## Prompt
Can you transcribe the data exactly? Leave the pictures out.

## Information given
- - - - - - -
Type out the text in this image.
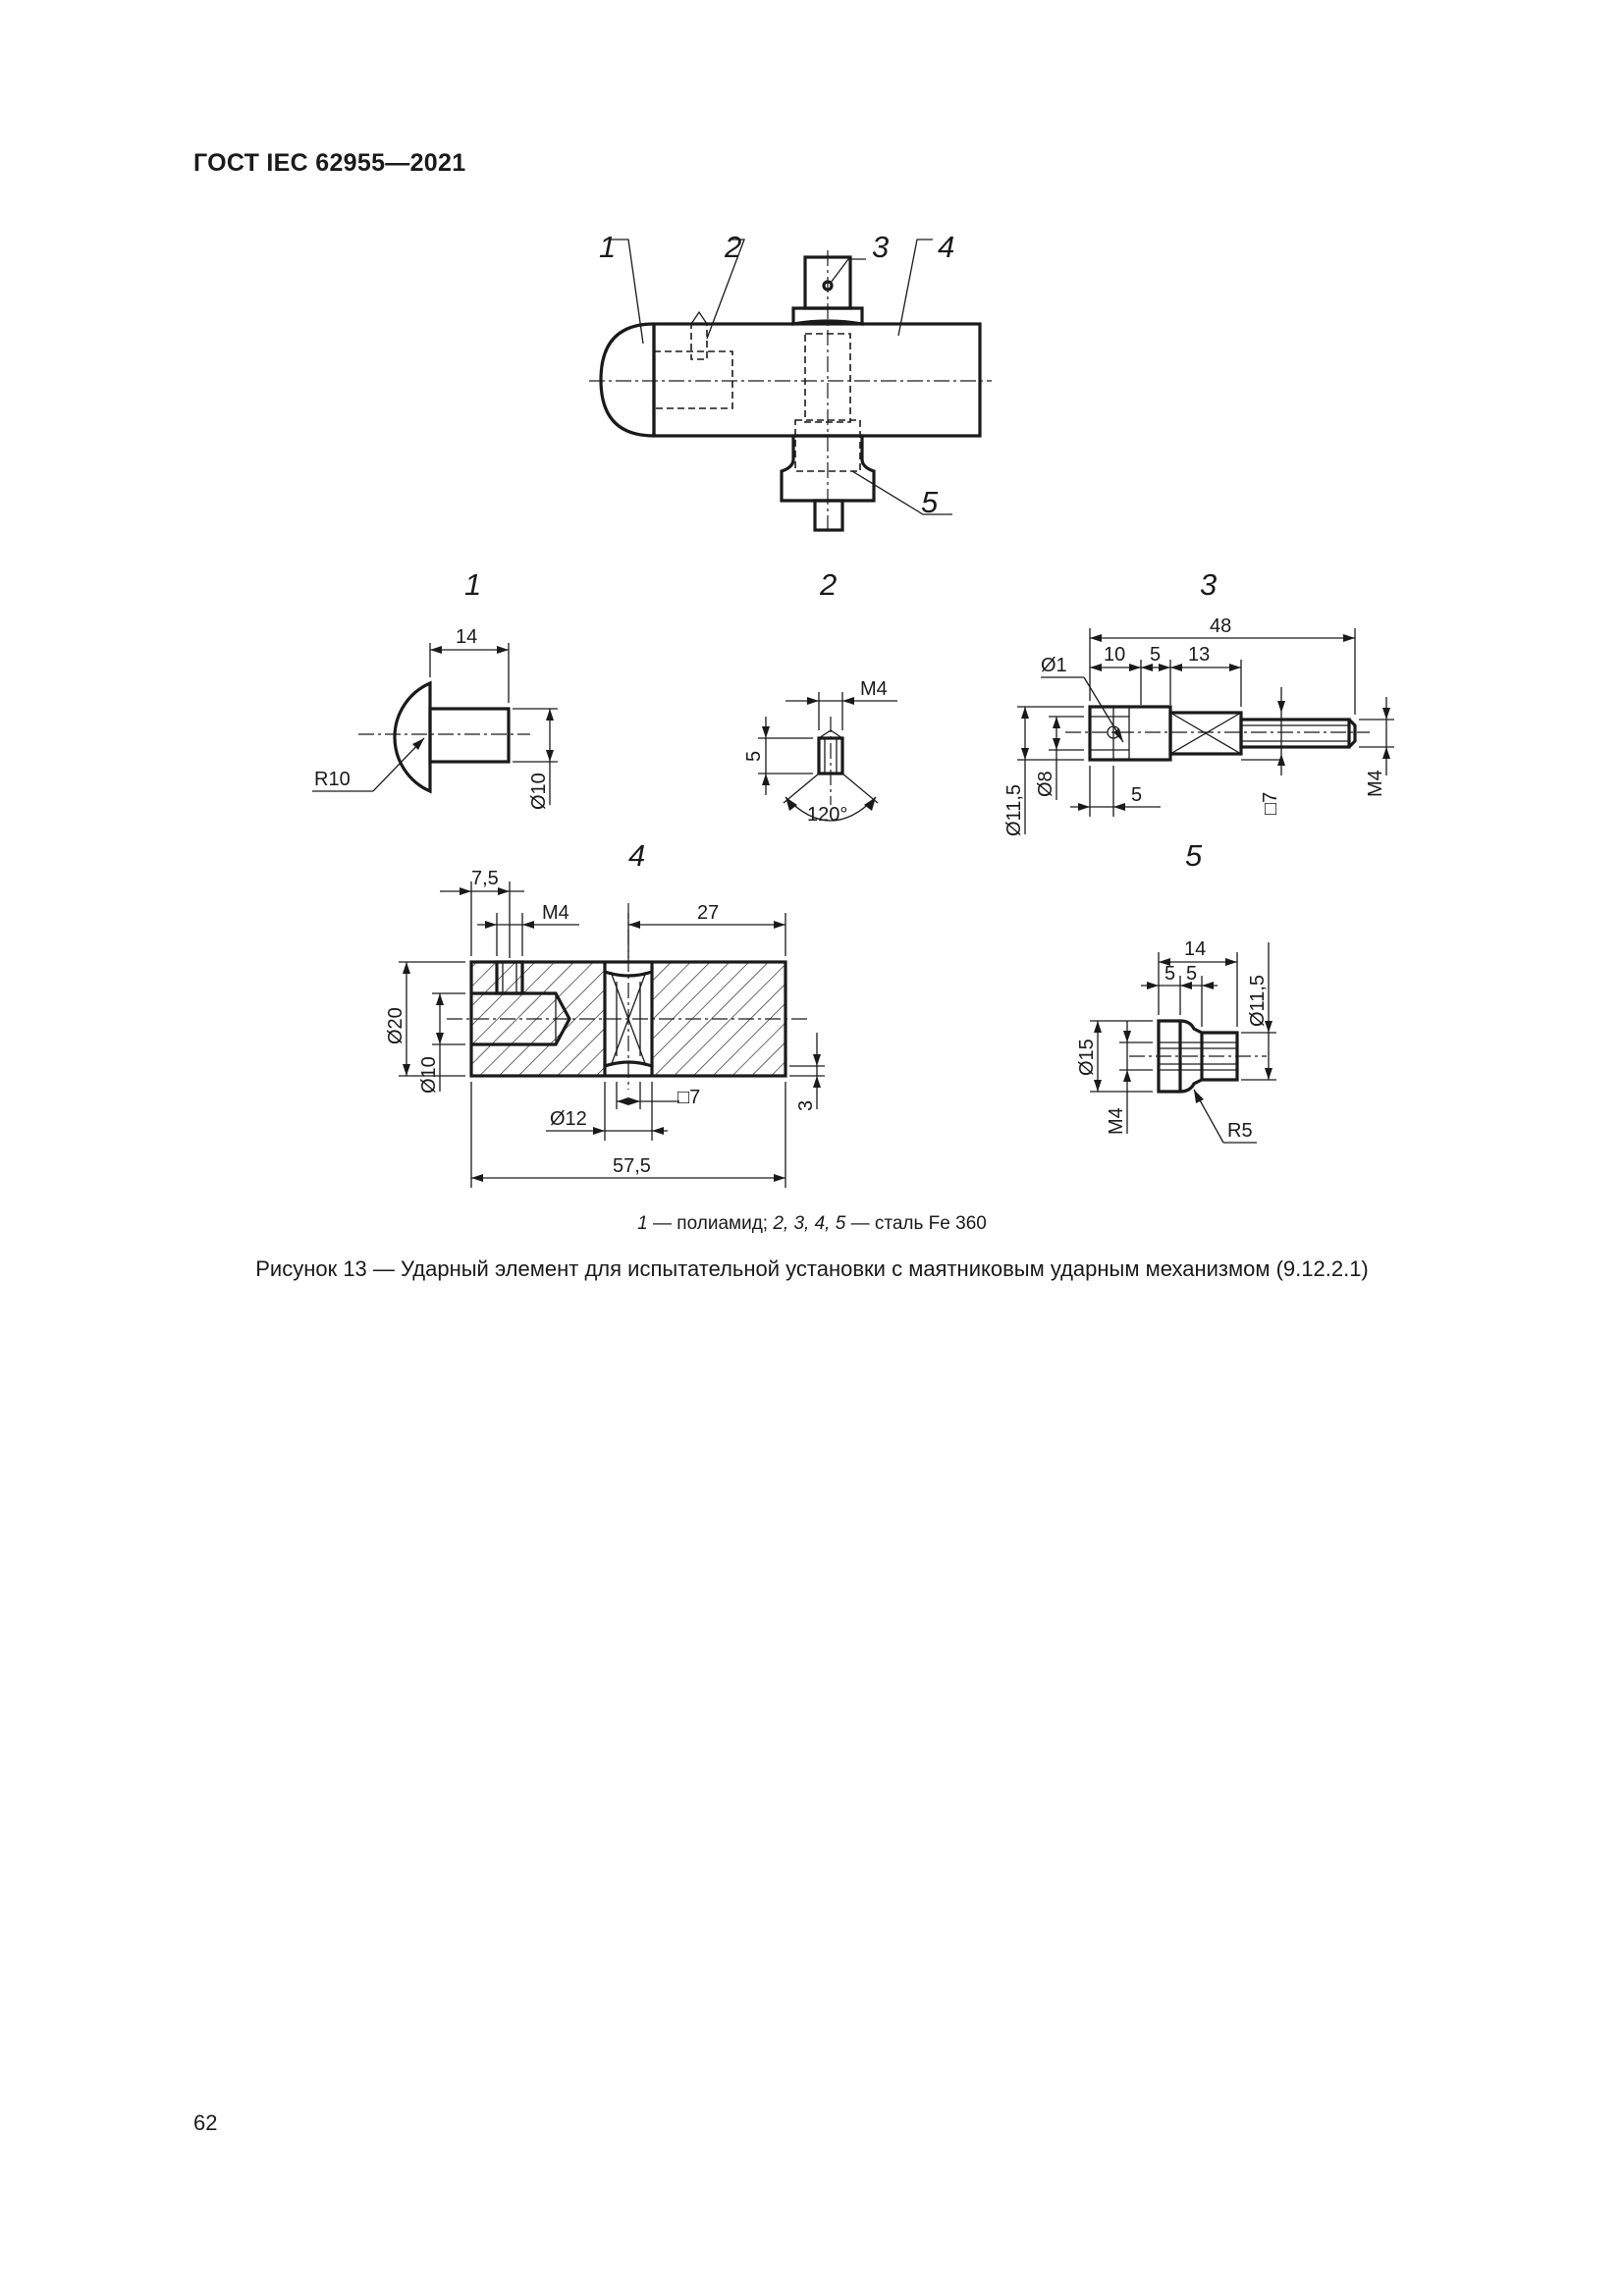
ГОСТ IEC 62955—2021
1	2	3 4
5
1	2	3
4	5
14
Ø10
R10
M4
5
120°
48
10 5 13
Ø1
Ø11,5
Ø8	5	□7
M4
7,5
M4	27
Ø20
Ø10
Ø12
□7	3
57,5
14
5 5
Ø11,5
Ø15
M4	R5
1 — полиамид; 2, 3, 4, 5 — сталь Fe 360
Рисунок 13 — Ударный элемент для испытательной установки с маятниковым ударным механизмом (9.12.2.1)
62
- - - - - - -
## Task answer
Type out the text in this image.
ГОСТ IEC 62955—2021
1	2	3 4
5
1	2	3
4	5
14
Ø10
R10
M4
5
120°
48
10 5 13
Ø1
Ø11,5
Ø8	5	□7
M4
7,5
M4	27
Ø20
Ø10
Ø12
□7	3
57,5
14
5 5
Ø11,5
Ø15
M4	R5
1 — полиамид; 2, 3, 4, 5 — сталь Fe 360
Рисунок 13 — Ударный элемент для испытательной установки с маятниковым ударным механизмом (9.12.2.1)
62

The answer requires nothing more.